§ Page extract:
Here milling breakage is nil. Retains high nutritive value. No unpleasant smell during cooling. Leaching loss is present.
Methods available in Italy are as follows.
Avorio process is a method of parboiling present in Italy in which paddy is held in perforated basket and moved in hot water tank. Then the paddy is steamed in rotating cylinder. Here leaching loss is present.
Converted rice process is another method of parboiling available in the country where air is evacuated from the grains. Water at relative low temperature is forced in by hydrostatic pressure. Then steamed in cylinders, vacuum dried in the same cylinders. Here leaching loss is present.
Method available in Surinam is as follows.
Fernandes process is the method available for parboiling in the country. Here paddy is soaked in hot water. Hot water is passed through perforated sidewall of rotating cylinders fitted with screw conveyor. Then the paddy is steamed in the rotary cylinders of same construction.
Here leaching loss is present.

§ Information shown:
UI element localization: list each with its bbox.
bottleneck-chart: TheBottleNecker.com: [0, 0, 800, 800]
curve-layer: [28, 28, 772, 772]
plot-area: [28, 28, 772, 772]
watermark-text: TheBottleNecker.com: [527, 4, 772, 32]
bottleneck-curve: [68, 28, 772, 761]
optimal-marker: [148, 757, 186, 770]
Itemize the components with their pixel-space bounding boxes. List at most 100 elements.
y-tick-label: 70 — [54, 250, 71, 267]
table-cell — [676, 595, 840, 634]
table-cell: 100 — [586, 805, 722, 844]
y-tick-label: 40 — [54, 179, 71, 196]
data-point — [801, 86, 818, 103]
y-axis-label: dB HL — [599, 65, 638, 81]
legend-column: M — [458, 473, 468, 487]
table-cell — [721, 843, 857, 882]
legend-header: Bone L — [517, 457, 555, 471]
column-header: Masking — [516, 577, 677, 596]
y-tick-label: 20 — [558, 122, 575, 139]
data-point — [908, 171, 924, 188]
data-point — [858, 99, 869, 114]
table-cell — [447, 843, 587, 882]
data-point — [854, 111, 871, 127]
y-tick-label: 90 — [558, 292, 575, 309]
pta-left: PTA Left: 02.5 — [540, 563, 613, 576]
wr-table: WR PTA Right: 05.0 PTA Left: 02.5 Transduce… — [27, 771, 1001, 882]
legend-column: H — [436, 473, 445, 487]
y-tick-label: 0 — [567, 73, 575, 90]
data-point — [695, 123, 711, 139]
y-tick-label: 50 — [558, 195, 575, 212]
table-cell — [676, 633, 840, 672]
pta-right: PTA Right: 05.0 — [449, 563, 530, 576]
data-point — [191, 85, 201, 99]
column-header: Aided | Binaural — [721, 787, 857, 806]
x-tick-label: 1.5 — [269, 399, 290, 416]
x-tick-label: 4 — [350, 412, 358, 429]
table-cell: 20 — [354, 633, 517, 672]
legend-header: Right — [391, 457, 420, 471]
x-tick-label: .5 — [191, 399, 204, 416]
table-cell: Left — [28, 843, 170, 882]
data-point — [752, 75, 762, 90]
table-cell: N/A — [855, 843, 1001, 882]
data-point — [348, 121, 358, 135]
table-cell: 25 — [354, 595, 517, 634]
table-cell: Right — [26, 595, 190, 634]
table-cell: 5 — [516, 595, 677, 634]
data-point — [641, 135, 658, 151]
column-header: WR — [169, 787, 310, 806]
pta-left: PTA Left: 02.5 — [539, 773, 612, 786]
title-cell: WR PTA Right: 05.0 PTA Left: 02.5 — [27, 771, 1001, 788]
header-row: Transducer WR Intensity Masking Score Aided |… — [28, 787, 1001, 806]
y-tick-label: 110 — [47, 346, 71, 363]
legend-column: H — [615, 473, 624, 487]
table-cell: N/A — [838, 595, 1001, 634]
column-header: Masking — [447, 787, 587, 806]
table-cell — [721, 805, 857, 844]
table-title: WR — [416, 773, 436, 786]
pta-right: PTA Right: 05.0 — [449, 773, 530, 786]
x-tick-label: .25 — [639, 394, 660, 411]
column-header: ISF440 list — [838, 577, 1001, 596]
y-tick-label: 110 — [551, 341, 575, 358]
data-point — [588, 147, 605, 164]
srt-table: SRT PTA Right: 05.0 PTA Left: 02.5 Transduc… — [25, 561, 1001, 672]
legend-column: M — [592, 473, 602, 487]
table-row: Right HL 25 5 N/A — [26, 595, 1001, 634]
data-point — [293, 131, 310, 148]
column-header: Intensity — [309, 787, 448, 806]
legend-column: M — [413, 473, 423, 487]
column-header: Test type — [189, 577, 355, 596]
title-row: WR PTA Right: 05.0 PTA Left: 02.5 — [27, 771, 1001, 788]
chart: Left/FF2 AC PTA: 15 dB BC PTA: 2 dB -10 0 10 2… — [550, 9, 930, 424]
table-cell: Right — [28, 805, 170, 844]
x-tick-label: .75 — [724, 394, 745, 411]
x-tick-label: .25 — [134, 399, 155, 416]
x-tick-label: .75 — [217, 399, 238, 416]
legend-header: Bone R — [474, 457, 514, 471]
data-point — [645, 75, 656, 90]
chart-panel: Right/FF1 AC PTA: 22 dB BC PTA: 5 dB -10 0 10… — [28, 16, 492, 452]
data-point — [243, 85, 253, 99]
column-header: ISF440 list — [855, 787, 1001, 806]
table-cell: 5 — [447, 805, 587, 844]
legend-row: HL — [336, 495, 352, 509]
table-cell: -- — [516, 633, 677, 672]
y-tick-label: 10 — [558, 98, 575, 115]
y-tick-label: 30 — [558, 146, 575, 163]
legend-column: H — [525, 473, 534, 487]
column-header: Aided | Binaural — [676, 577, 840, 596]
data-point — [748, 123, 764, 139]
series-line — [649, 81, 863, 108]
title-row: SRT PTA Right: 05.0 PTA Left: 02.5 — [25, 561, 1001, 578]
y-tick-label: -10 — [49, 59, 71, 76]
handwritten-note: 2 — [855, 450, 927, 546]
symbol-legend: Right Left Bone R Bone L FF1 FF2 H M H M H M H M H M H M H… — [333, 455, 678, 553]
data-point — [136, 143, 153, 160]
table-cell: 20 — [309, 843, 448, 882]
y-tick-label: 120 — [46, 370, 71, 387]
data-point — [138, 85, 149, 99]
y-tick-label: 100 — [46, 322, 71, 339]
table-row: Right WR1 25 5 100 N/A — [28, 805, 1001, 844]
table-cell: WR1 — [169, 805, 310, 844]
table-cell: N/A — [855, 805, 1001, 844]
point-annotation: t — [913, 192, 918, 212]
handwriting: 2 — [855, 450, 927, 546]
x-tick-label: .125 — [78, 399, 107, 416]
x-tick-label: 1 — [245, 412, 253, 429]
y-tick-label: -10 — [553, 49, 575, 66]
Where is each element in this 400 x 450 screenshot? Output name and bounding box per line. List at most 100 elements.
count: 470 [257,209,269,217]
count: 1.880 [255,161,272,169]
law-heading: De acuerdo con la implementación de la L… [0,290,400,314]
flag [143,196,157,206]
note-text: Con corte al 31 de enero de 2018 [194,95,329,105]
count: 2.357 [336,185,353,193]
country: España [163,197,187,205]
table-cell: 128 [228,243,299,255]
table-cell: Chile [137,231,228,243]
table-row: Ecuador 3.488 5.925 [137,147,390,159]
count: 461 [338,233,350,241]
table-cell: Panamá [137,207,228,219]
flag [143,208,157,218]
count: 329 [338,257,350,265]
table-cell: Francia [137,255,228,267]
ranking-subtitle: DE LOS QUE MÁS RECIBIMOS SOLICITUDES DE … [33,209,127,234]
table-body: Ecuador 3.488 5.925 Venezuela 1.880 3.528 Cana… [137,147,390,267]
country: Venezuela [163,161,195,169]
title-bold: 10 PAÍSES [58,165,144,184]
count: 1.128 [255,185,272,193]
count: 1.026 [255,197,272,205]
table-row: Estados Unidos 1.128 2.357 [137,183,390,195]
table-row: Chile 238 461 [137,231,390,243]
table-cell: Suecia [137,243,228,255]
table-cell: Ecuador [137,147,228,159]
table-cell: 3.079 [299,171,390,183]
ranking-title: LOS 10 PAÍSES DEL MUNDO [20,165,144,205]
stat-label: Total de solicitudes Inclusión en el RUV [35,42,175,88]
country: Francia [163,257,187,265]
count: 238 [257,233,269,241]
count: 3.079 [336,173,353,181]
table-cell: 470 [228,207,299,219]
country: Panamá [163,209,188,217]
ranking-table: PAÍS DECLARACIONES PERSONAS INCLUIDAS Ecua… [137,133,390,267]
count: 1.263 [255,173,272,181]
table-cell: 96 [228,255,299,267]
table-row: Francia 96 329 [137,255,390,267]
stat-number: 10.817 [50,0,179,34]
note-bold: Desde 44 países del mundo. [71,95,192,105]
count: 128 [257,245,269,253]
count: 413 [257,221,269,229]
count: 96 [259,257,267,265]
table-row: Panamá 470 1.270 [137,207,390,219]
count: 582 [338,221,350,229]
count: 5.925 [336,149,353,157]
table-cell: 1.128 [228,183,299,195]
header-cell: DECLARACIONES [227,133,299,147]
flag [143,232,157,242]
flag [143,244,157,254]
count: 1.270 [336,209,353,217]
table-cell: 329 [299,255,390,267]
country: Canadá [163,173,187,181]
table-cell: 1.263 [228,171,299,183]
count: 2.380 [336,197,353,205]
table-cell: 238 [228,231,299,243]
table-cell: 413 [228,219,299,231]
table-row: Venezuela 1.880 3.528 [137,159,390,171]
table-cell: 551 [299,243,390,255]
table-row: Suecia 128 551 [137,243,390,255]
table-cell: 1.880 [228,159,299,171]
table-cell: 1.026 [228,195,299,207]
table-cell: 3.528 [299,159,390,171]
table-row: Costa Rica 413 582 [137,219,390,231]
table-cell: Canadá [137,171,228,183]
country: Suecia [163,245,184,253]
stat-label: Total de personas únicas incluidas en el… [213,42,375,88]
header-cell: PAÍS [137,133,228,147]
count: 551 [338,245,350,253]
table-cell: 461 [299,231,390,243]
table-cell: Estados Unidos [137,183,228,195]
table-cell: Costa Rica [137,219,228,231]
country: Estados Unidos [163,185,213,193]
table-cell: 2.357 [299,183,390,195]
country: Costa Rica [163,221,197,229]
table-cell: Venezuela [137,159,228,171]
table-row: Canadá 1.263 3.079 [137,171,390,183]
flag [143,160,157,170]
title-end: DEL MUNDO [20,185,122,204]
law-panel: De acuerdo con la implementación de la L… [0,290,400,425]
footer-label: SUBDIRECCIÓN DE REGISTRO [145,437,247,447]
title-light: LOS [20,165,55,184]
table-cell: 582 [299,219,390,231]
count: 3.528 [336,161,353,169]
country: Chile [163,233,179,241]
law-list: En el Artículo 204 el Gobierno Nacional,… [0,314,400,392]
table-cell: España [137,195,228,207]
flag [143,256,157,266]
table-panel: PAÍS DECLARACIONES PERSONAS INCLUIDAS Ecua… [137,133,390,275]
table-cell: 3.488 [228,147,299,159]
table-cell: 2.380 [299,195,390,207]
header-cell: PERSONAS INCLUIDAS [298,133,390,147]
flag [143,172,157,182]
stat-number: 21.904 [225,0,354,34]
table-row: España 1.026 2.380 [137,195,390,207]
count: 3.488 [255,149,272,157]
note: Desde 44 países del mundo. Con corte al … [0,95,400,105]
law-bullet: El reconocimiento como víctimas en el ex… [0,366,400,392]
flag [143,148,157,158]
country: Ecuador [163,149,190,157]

§ Given problem 1:
Answer these questions from the passage on rice parboiling:
(a) In the Avorio process, what is the paddy held in while it is moved through the hot water tank?
(b) In the converted rice process, how is the water forced into the grains?
(c) In which country is the Fernandes process the available method?
§ Given problem 2: Return the part of the passage on rice parboiling that begins at the words "Converted rice process" and stops after "cylinders. Here leaching loss is present.", copied exactly.
The entries come from a separate source.

§ Task output 1:
(a) A perforated basket.
(b) By hydrostatic pressure.
(c) Surinam.

§ Task output 2:
Converted rice process is another method of parboiling available in the country where air is evacuated from the grains. Water at relative low temperature is forced in by hydrostatic pressure. Then steamed in cylinders, vacuum dried in the same cylinders. Here leaching loss is present.